## [Stated goal]
Output the lines that follow exactly as they are.

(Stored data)
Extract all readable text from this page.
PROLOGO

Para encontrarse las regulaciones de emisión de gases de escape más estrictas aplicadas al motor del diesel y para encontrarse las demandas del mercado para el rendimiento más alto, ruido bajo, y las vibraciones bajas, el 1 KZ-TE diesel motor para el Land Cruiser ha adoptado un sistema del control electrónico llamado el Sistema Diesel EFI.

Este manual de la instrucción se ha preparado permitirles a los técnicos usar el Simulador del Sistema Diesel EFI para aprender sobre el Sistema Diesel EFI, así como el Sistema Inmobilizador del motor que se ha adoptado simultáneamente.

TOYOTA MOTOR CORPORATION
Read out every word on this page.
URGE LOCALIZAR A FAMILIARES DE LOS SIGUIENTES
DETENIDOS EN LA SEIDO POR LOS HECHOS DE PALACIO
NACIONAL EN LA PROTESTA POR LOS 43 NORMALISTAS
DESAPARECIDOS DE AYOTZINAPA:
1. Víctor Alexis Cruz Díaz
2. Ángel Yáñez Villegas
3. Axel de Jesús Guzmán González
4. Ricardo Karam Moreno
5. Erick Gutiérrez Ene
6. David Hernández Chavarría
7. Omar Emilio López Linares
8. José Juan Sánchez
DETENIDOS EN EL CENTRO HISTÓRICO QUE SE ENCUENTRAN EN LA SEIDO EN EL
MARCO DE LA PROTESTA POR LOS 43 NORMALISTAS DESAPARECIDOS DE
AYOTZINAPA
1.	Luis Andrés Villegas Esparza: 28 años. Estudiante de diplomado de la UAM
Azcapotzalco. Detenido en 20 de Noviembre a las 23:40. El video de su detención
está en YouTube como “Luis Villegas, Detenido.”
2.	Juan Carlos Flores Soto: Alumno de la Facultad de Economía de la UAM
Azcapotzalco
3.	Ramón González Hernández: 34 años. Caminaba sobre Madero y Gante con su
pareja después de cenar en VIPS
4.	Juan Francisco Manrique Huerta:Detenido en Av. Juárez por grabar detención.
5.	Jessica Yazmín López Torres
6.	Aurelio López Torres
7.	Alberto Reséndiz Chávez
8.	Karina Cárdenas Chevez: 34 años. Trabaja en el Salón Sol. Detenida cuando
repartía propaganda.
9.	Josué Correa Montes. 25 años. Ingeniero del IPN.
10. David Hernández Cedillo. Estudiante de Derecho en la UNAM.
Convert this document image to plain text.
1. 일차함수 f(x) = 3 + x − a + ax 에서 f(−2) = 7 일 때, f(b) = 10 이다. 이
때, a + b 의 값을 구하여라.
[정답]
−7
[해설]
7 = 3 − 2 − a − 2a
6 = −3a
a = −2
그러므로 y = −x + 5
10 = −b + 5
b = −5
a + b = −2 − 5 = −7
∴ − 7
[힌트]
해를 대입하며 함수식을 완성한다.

## [Result for this exercise]
Extract all readable text from this page.
PROLOGO

Para encontrarse las regulaciones de emisión de gases de escape más estrictas aplicadas al motor del diesel y para encontrarse las demandas del mercado para el rendimiento más alto, ruido bajo, y las vibraciones bajas, el 1 KZ-TE diesel motor para el Land Cruiser ha adoptado un sistema del control electrónico llamado el Sistema Diesel EFI.

Este manual de la instrucción se ha preparado permitirles a los técnicos usar el Simulador del Sistema Diesel EFI para aprender sobre el Sistema Diesel EFI, así como el Sistema Inmobilizador del motor que se ha adoptado simultáneamente.

TOYOTA MOTOR CORPORATION
Read out every word on this page.
URGE LOCALIZAR A FAMILIARES DE LOS SIGUIENTES
DETENIDOS EN LA SEIDO POR LOS HECHOS DE PALACIO
NACIONAL EN LA PROTESTA POR LOS 43 NORMALISTAS
DESAPARECIDOS DE AYOTZINAPA:
1. Víctor Alexis Cruz Díaz
2. Ángel Yáñez Villegas
3. Axel de Jesús Guzmán González
4. Ricardo Karam Moreno
5. Erick Gutiérrez Ene
6. David Hernández Chavarría
7. Omar Emilio López Linares
8. José Juan Sánchez
DETENIDOS EN EL CENTRO HISTÓRICO QUE SE ENCUENTRAN EN LA SEIDO EN EL
MARCO DE LA PROTESTA POR LOS 43 NORMALISTAS DESAPARECIDOS DE
AYOTZINAPA
1.	Luis Andrés Villegas Esparza: 28 años. Estudiante de diplomado de la UAM
Azcapotzalco. Detenido en 20 de Noviembre a las 23:40. El video de su detención
está en YouTube como “Luis Villegas, Detenido.”
2.	Juan Carlos Flores Soto: Alumno de la Facultad de Economía de la UAM
Azcapotzalco
3.	Ramón González Hernández: 34 años. Caminaba sobre Madero y Gante con su
pareja después de cenar en VIPS
4.	Juan Francisco Manrique Huerta:Detenido en Av. Juárez por grabar detención.
5.	Jessica Yazmín López Torres
6.	Aurelio López Torres
7.	Alberto Reséndiz Chávez
8.	Karina Cárdenas Chevez: 34 años. Trabaja en el Salón Sol. Detenida cuando
repartía propaganda.
9.	Josué Correa Montes. 25 años. Ingeniero del IPN.
10. David Hernández Cedillo. Estudiante de Derecho en la UNAM.
Convert this document image to plain text.
1. 일차함수 f(x) = 3 + x − a + ax 에서 f(−2) = 7 일 때, f(b) = 10 이다. 이
때, a + b 의 값을 구하여라.
[정답]
−7
[해설]
7 = 3 − 2 − a − 2a
6 = −3a
a = −2
그러므로 y = −x + 5
10 = −b + 5
b = −5
a + b = −2 − 5 = −7
∴ − 7
[힌트]
해를 대입하며 함수식을 완성한다.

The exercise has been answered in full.